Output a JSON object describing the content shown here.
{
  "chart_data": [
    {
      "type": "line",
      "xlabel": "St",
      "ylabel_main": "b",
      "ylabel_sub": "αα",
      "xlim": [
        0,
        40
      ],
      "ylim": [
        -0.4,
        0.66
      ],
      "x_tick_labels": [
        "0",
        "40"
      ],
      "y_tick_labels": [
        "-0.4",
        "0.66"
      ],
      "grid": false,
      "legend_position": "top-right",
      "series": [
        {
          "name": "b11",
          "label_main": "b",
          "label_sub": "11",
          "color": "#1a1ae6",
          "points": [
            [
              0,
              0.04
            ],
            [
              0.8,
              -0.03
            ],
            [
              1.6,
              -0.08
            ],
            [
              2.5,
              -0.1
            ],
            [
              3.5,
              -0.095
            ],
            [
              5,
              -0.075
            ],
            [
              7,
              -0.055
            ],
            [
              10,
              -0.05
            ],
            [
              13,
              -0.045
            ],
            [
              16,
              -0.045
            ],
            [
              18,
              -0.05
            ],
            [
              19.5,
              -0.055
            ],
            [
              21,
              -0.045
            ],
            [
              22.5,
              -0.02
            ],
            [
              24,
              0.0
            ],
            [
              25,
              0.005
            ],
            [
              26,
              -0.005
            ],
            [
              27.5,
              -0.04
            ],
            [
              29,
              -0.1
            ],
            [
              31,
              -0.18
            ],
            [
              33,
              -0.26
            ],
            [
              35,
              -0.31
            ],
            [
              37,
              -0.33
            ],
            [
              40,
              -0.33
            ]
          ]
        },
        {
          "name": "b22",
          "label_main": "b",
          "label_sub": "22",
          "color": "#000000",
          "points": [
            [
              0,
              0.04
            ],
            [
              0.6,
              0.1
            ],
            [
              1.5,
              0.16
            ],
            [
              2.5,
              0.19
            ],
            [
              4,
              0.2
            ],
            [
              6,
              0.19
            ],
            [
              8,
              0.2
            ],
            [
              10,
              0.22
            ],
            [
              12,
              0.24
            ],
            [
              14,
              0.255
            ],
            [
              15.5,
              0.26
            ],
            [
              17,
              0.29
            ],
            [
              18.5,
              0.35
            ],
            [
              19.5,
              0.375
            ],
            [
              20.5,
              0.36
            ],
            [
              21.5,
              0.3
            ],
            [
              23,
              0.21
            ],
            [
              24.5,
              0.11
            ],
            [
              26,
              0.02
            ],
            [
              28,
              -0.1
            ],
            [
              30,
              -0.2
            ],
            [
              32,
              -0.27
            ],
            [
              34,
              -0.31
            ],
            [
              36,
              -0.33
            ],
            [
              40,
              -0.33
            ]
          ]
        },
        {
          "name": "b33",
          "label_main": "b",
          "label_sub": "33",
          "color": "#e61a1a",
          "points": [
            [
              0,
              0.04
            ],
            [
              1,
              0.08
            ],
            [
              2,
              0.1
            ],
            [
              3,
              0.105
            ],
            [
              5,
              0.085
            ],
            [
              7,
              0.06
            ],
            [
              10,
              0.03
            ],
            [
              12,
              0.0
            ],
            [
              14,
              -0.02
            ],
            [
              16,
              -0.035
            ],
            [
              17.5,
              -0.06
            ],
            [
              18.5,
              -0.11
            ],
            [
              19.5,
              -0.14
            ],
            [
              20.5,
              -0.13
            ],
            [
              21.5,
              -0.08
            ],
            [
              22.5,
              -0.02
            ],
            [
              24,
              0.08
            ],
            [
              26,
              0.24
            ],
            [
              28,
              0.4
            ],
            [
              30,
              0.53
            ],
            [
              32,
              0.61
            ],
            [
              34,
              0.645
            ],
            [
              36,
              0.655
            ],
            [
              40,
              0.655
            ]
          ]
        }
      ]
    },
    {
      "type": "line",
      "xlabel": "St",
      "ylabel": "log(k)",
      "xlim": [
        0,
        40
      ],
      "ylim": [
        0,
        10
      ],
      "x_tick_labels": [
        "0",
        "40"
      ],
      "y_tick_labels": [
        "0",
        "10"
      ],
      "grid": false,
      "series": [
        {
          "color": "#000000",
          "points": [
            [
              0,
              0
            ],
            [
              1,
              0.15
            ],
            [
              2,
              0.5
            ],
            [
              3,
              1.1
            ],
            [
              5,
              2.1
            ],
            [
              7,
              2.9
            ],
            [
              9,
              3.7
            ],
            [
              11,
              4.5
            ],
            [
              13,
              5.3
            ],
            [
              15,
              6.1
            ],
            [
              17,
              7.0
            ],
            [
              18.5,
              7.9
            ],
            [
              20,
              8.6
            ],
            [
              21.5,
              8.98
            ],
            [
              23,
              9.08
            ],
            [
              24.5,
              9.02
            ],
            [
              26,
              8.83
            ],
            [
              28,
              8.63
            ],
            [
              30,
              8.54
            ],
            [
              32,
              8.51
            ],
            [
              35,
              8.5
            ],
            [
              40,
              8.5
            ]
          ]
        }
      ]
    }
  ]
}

━━━━━━━━━━━━━━━━

◆ EXERCISE OBJECTIVE
Copy, from the material above, each line in which the string "color" occurs.

◆ WRITTEN RESPONSE
          "color": "#1a1ae6",
          "color": "#000000",
          "color": "#e61a1a",
          "color": "#000000",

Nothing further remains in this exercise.